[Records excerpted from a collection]
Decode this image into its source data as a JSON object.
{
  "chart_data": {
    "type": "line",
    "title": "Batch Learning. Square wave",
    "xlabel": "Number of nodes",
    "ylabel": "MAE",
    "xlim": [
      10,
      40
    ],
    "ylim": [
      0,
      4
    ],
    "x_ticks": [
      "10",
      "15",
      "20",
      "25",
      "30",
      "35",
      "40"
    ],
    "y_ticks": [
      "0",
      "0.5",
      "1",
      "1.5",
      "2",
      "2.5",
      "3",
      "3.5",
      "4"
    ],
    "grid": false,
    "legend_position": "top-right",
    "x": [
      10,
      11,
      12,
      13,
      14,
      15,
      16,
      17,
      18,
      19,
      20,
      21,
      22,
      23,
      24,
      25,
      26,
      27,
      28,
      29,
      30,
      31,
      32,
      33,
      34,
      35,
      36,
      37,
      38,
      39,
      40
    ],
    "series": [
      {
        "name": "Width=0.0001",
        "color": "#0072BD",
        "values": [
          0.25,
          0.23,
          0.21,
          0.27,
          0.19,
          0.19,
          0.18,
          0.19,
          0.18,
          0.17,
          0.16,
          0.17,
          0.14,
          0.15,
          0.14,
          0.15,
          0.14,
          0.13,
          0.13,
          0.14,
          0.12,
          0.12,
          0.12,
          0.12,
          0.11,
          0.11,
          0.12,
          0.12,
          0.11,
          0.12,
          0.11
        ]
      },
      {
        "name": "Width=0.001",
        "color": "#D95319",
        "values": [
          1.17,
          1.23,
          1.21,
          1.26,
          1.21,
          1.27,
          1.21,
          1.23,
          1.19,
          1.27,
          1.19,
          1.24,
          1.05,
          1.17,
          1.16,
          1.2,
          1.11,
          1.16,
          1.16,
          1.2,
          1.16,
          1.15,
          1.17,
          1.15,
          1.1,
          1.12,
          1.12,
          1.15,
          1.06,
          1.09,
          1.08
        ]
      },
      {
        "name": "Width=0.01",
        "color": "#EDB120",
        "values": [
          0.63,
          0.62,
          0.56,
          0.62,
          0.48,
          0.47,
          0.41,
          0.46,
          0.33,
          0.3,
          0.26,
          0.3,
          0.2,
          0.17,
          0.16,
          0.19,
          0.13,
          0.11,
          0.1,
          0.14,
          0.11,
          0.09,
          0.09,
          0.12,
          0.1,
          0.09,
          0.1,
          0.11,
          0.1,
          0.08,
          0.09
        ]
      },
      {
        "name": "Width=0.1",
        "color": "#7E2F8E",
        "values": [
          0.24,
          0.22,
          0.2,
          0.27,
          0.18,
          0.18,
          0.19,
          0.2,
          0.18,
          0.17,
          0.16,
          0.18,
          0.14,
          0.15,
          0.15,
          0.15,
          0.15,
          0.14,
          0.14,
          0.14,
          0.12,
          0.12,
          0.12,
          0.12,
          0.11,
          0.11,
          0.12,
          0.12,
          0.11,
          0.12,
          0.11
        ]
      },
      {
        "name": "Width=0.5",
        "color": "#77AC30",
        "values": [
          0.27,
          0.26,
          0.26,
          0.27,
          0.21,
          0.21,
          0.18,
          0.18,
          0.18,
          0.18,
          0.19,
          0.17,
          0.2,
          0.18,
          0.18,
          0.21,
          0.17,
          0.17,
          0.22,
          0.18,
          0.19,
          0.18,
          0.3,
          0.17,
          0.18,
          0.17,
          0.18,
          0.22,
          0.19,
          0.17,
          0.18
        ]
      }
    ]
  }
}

● Short problem
Copy each line of the data exactly, leaving nothing out.

● Result of the task
Decode this image into its source data as a JSON object.
{
  "chart_data": {
    "type": "line",
    "title": "Batch Learning. Square wave",
    "xlabel": "Number of nodes",
    "ylabel": "MAE",
    "xlim": [
      10,
      40
    ],
    "ylim": [
      0,
      4
    ],
    "x_ticks": [
      "10",
      "15",
      "20",
      "25",
      "30",
      "35",
      "40"
    ],
    "y_ticks": [
      "0",
      "0.5",
      "1",
      "1.5",
      "2",
      "2.5",
      "3",
      "3.5",
      "4"
    ],
    "grid": false,
    "legend_position": "top-right",
    "x": [
      10,
      11,
      12,
      13,
      14,
      15,
      16,
      17,
      18,
      19,
      20,
      21,
      22,
      23,
      24,
      25,
      26,
      27,
      28,
      29,
      30,
      31,
      32,
      33,
      34,
      35,
      36,
      37,
      38,
      39,
      40
    ],
    "series": [
      {
        "name": "Width=0.0001",
        "color": "#0072BD",
        "values": [
          0.25,
          0.23,
          0.21,
          0.27,
          0.19,
          0.19,
          0.18,
          0.19,
          0.18,
          0.17,
          0.16,
          0.17,
          0.14,
          0.15,
          0.14,
          0.15,
          0.14,
          0.13,
          0.13,
          0.14,
          0.12,
          0.12,
          0.12,
          0.12,
          0.11,
          0.11,
          0.12,
          0.12,
          0.11,
          0.12,
          0.11
        ]
      },
      {
        "name": "Width=0.001",
        "color": "#D95319",
        "values": [
          1.17,
          1.23,
          1.21,
          1.26,
          1.21,
          1.27,
          1.21,
          1.23,
          1.19,
          1.27,
          1.19,
          1.24,
          1.05,
          1.17,
          1.16,
          1.2,
          1.11,
          1.16,
          1.16,
          1.2,
          1.16,
          1.15,
          1.17,
          1.15,
          1.1,
          1.12,
          1.12,
          1.15,
          1.06,
          1.09,
          1.08
        ]
      },
      {
        "name": "Width=0.01",
        "color": "#EDB120",
        "values": [
          0.63,
          0.62,
          0.56,
          0.62,
          0.48,
          0.47,
          0.41,
          0.46,
          0.33,
          0.3,
          0.26,
          0.3,
          0.2,
          0.17,
          0.16,
          0.19,
          0.13,
          0.11,
          0.1,
          0.14,
          0.11,
          0.09,
          0.09,
          0.12,
          0.1,
          0.09,
          0.1,
          0.11,
          0.1,
          0.08,
          0.09
        ]
      },
      {
        "name": "Width=0.1",
        "color": "#7E2F8E",
        "values": [
          0.24,
          0.22,
          0.2,
          0.27,
          0.18,
          0.18,
          0.19,
          0.2,
          0.18,
          0.17,
          0.16,
          0.18,
          0.14,
          0.15,
          0.15,
          0.15,
          0.15,
          0.14,
          0.14,
          0.14,
          0.12,
          0.12,
          0.12,
          0.12,
          0.11,
          0.11,
          0.12,
          0.12,
          0.11,
          0.12,
          0.11
        ]
      },
      {
        "name": "Width=0.5",
        "color": "#77AC30",
        "values": [
          0.27,
          0.26,
          0.26,
          0.27,
          0.21,
          0.21,
          0.18,
          0.18,
          0.18,
          0.18,
          0.19,
          0.17,
          0.2,
          0.18,
          0.18,
          0.21,
          0.17,
          0.17,
          0.22,
          0.18,
          0.19,
          0.18,
          0.3,
          0.17,
          0.18,
          0.17,
          0.18,
          0.22,
          0.19,
          0.17,
          0.18
        ]
      }
    ]
  }
}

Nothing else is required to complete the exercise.